DIRECTIVE 1:
From the stored entries, extract the lines starting at the one containing "label-model-translation: - model" and ending at the one containing "caption-line: Diagram taken", and repeat them word for word.

Senior Judge of the United States District Court for the District of Arizona
- In office October 1, 1979 – June 29, 1986

Chief Judge of the United States District Court for the District of Arizona
- In office 1973–1979
- Preceded by: James Augustine Walsh
- Succeeded by: Charles Andrew Muecke

Judge of the United States District Court for the District of Arizona
- In office October 2, 1963 – October 1, 1979
- Appointed by: John F. Kennedy
- Preceded by: Arthur Marshall Davis
- Succeeded by: Charles Leach Hardy

Personal details
- Born: Walter Early Craig May 26, 1909 Oakland, California, U.S.
- Died: June 29, 1986 (aged 77) Phoenix, Arizona, U.S.
- Education: Stanford University (B.A.) Stanford Law School (LL.B.)

= Walter Early Craig =

American judge

Walter Early Craig (May 26, 1909 – June 29, 1986) was a United States district judge of the United States District Court for the District of Arizona.

==Education and career==

Born in Oakland, California, Craig received a Bachelor of Arts degree from Stanford University in 1931 and a Juris Doctor from Stanford Law School in 1934. He was a lawyer for the Home Owners' Loan Corporation in San Francisco, California from 1934 to 1936, and was in private practice in Phoenix, Arizona from 1936 to 1964 as a partner at the law firm Fennemore Craig. His time in the private practice of law was interrupted by service in the United States Navy during World War II.

[Stored records]
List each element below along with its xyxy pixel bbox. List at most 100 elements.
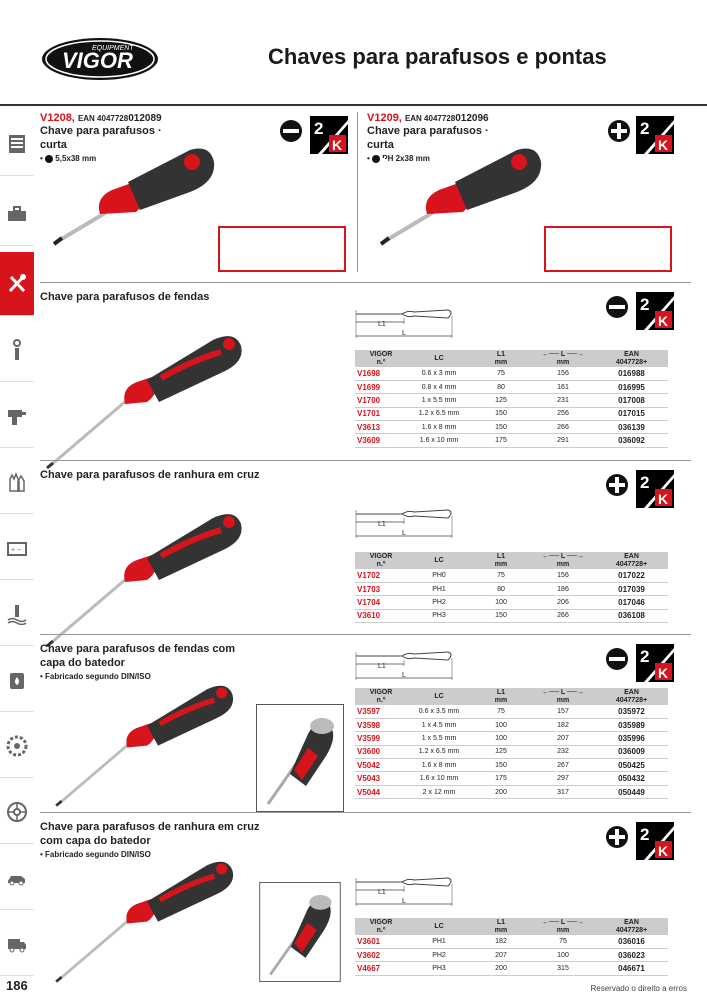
product-v1209: V1209, EAN 4047728012096 Chave para para…: [367, 112, 677, 174]
slotted-symbol-icon: [606, 296, 628, 318]
column-divider: [357, 112, 358, 272]
svg-text:+ −: + −: [11, 547, 21, 554]
cell-ean: 017039: [595, 582, 668, 597]
svg-text:K: K: [658, 843, 668, 859]
cell-ean: 017015: [595, 407, 668, 422]
sidebar-tab-car-body[interactable]: [0, 846, 34, 910]
cell-code: V1700: [355, 393, 407, 408]
sidebar-tab-hand-tools[interactable]: [0, 318, 34, 382]
dimension-diagram: L1L: [355, 509, 453, 538]
svg-text:K: K: [658, 137, 668, 153]
phillips-symbol-icon: [606, 474, 628, 496]
cell-ean: 035989: [595, 718, 668, 733]
svg-text:2: 2: [314, 119, 323, 138]
cell-lc: PH1: [407, 935, 471, 949]
screwdriver-product-image: [38, 838, 258, 988]
col-l: ←── L ──→mm: [531, 350, 595, 367]
cell-code: V3599: [355, 731, 407, 746]
cell-code: V3602: [355, 948, 407, 963]
cell-ean: 046671: [595, 961, 668, 976]
cell-lc: 1.6 x 10 mm: [407, 771, 471, 786]
svg-text:EQUIPMENT: EQUIPMENT: [92, 45, 134, 52]
cell-l1: 100: [471, 595, 531, 610]
cell-lc: 0.6 x 3.5 mm: [407, 705, 471, 719]
sidebar-tab-coolant[interactable]: [0, 582, 34, 646]
cell-code: V4667: [355, 961, 407, 976]
phillips-symbol-icon: [606, 826, 628, 848]
impact-wrench-icon: [8, 409, 26, 425]
sidebar-tab-toolbox[interactable]: [0, 182, 34, 246]
cell-code: V3598: [355, 718, 407, 733]
sidebar-tab-pneumatic[interactable]: [0, 384, 34, 448]
price-box: [544, 226, 672, 272]
product-name: Chave para parafusos ·: [40, 125, 162, 137]
section-rule: [40, 634, 691, 635]
toolbox-icon: [8, 205, 26, 221]
section-bullet: • Fabricado segundo DIN/ISO: [40, 850, 151, 859]
category-sidebar: + −: [0, 112, 34, 992]
product-code-header: V1208, EAN 4047728012089: [40, 112, 350, 124]
cell-l: 207: [531, 731, 595, 746]
section-header: Chave para parafusos de fendas: [40, 290, 340, 304]
cell-ean: 036108: [595, 609, 668, 624]
ean-number: 012096: [455, 113, 489, 124]
cell-lc: 1.2 x 6.5 mm: [407, 407, 471, 422]
sidebar-tab-truck[interactable]: [0, 912, 34, 976]
section-bullet: • Fabricado segundo DIN/ISO: [40, 672, 151, 681]
section-title: Chave para parafusos de ranhura em cruz: [40, 469, 260, 481]
cell-lc: 2 x 12 mm: [407, 785, 471, 800]
cell-l: 161: [531, 380, 595, 395]
2k-handle-badge-icon: 2K: [636, 292, 674, 330]
cell-l1: 100: [471, 718, 531, 733]
brake-disc-icon: [6, 735, 28, 756]
slotted-symbol-icon: [280, 120, 302, 142]
cell-lc: PH3: [407, 609, 471, 624]
2k-handle-badge-icon: 2K: [636, 822, 674, 860]
cell-l: 157: [531, 705, 595, 719]
cell-ean: 036009: [595, 745, 668, 760]
product-code-header: V1209, EAN 4047728012096: [367, 112, 677, 124]
sidebar-tab-battery[interactable]: + −: [0, 516, 34, 580]
2k-handle-badge-icon: 2K: [310, 116, 348, 154]
cell-code: V1702: [355, 569, 407, 583]
cell-lc: 1.2 x 6.5 mm: [407, 745, 471, 760]
sidebar-tab-gloves[interactable]: [0, 450, 34, 514]
sidebar-tab-wheels[interactable]: [0, 780, 34, 844]
sidebar-tab-brakes[interactable]: [0, 714, 34, 778]
svg-text:L: L: [402, 530, 406, 537]
sidebar-tab-oil[interactable]: [0, 648, 34, 712]
sidebar-tab-screwdrivers[interactable]: [0, 252, 34, 316]
cell-ean: 050425: [595, 758, 668, 773]
cell-ean: 017008: [595, 393, 668, 408]
cell-ean: 035996: [595, 731, 668, 746]
cell-code: V3601: [355, 935, 407, 949]
sidebar-tab-cabinet[interactable]: [0, 112, 34, 176]
cell-l1: 125: [471, 745, 531, 760]
cell-l1: 200: [471, 961, 531, 976]
svg-text:L: L: [402, 330, 406, 337]
section-title-line2: com capa do batedor: [40, 835, 151, 847]
cell-l: 156: [531, 569, 595, 583]
cell-code: V5042: [355, 758, 407, 773]
cell-code: V1698: [355, 367, 407, 381]
cell-ean: 035972: [595, 705, 668, 719]
svg-text:2: 2: [640, 825, 649, 844]
cell-l: 206: [531, 595, 595, 610]
cell-l1: 200: [471, 785, 531, 800]
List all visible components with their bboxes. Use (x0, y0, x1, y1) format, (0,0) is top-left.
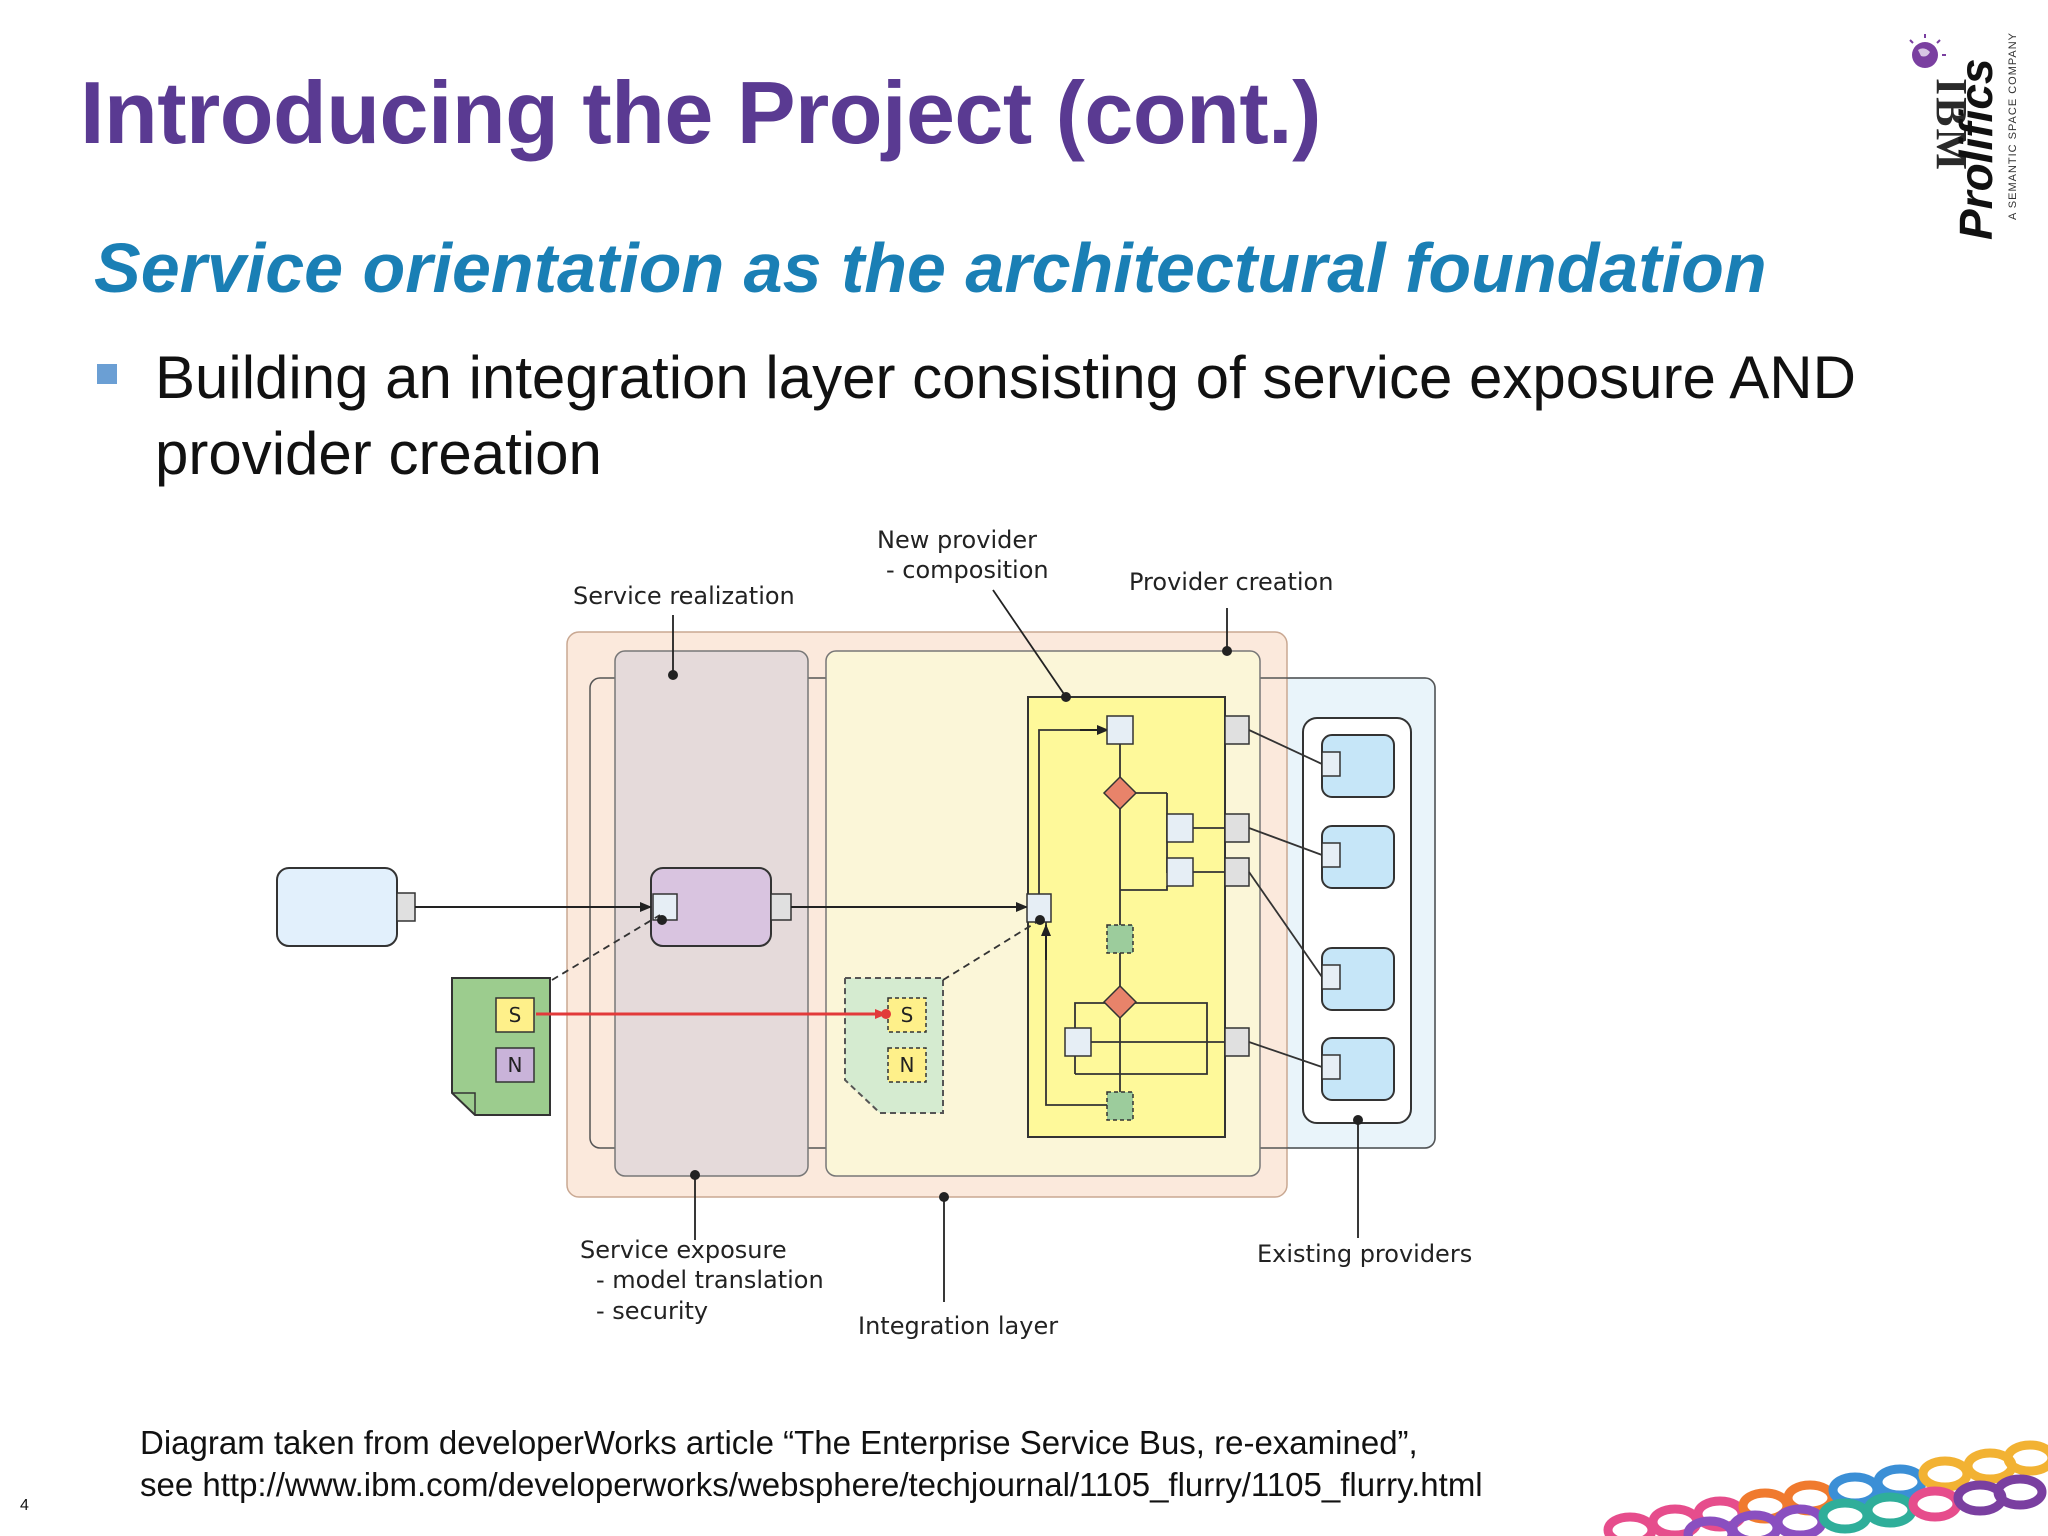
label-model-translation: - model translation (596, 1266, 824, 1294)
security-marker (887, 997, 927, 1033)
ibm-logo: IBM (1927, 78, 1976, 172)
consumer-port (396, 892, 416, 922)
label-security: - security (596, 1297, 708, 1325)
logo-group: IBM Prolifics A SEMANTIC SPACE COMPANY (1909, 32, 2019, 240)
label-service-exposure: Service exposure (580, 1236, 787, 1264)
prolifics-tagline: A SEMANTIC SPACE COMPANY (2007, 32, 2019, 220)
label-existing-providers: Existing providers (1257, 1240, 1472, 1268)
exposure-port-out (770, 893, 792, 921)
slide-title: Introducing the Project (cont.) (80, 63, 1321, 162)
provider-port (1224, 813, 1250, 843)
security-marker (495, 997, 535, 1033)
diagram-caption: Diagram taken from developerWorks articl… (140, 1422, 1483, 1506)
consumer-box (276, 867, 398, 947)
composition-node (1166, 813, 1194, 843)
caption-line: Diagram taken from developerWorks articl… (140, 1424, 1418, 1461)
composition-node (1106, 715, 1134, 745)
bullet-marker (97, 364, 117, 384)
provider-port (1224, 1027, 1250, 1057)
svg-text:S: S (901, 1003, 914, 1027)
label-integration-layer: Integration layer (858, 1312, 1058, 1340)
provider-port (1224, 857, 1250, 887)
composition-flow-lines (1038, 729, 1227, 1110)
provider-port (1224, 715, 1250, 745)
composition-node (1166, 857, 1194, 887)
n-marker (887, 1047, 927, 1083)
composition-node (1064, 1027, 1092, 1057)
globe-icon (1909, 34, 1946, 68)
dashed-node (1106, 1091, 1134, 1121)
label-service-realization: Service realization (573, 582, 795, 610)
svg-text:N: N (508, 1053, 523, 1077)
page-number: 4 (20, 1497, 29, 1514)
slide-subtitle: Service orientation as the architectural… (94, 229, 1767, 307)
label-composition: - composition (886, 556, 1049, 584)
n-marker (495, 1047, 535, 1083)
provider-connections (1248, 729, 1323, 1068)
prolifics-logo: Prolifics (1950, 58, 2002, 240)
svg-text:S: S (509, 1003, 522, 1027)
callout-lines (672, 589, 1359, 1302)
label-provider-creation: Provider creation (1129, 568, 1333, 596)
caption-url: see http://www.ibm.com/developerworks/we… (140, 1466, 1483, 1503)
decision-diamond (1102, 984, 1138, 1020)
label-new-provider: New provider (877, 526, 1037, 554)
decision-diamond (1102, 775, 1138, 811)
dashed-node (1106, 924, 1134, 954)
svg-text:N: N (900, 1053, 915, 1077)
bullet-text: Building an integration layer consisting… (155, 344, 1856, 487)
composition-box (1027, 696, 1226, 1138)
decorative-chain-graphic (1603, 1440, 2048, 1536)
esb-diagram: S N S N New provider - composition Servi… (276, 526, 1472, 1340)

DIRECTIVE 2:
Write out the Walter Early Craig profile starting at "Chief Judge of" and ending at "Phoenix, Arizona, U.S.", swapping "Succeeded by" for "Followed by".

WRITTEN REPLY 1:
label-model-translation: - model translation (596, 1266, 824, 1294)
security-marker (887, 997, 927, 1033)
ibm-logo: IBM (1927, 78, 1976, 172)
consumer-port (396, 892, 416, 922)
label-security: - security (596, 1297, 708, 1325)
logo-group: IBM Prolifics A SEMANTIC SPACE COMPANY (1909, 32, 2019, 240)
label-service-exposure: Service exposure (580, 1236, 787, 1264)
prolifics-tagline: A SEMANTIC SPACE COMPANY (2007, 32, 2019, 220)
label-existing-providers: Existing providers (1257, 1240, 1472, 1268)
exposure-port-out (770, 893, 792, 921)
slide-title: Introducing the Project (cont.) (80, 63, 1321, 162)
provider-port (1224, 813, 1250, 843)
security-marker (495, 997, 535, 1033)
diagram-caption: Diagram taken from developerWorks articl… (140, 1422, 1483, 1506)
consumer-box (276, 867, 398, 947)
composition-node (1166, 813, 1194, 843)
caption-line: Diagram taken from developerWorks articl… (140, 1424, 1418, 1461)

WRITTEN REPLY 2:
Chief Judge of the United States District Court for the District of Arizona
- In office 1973–1979
- Preceded by: James Augustine Walsh
- Followed by: Charles Andrew Muecke

Judge of the United States District Court for the District of Arizona
- In office October 2, 1963 – October 1, 1979
- Appointed by: John F. Kennedy
- Preceded by: Arthur Marshall Davis
- Followed by: Charles Leach Hardy

Personal details
- Born: Walter Early Craig May 26, 1909 Oakland, California, U.S.
- Died: June 29, 1986 (aged 77) Phoenix, Arizona, U.S.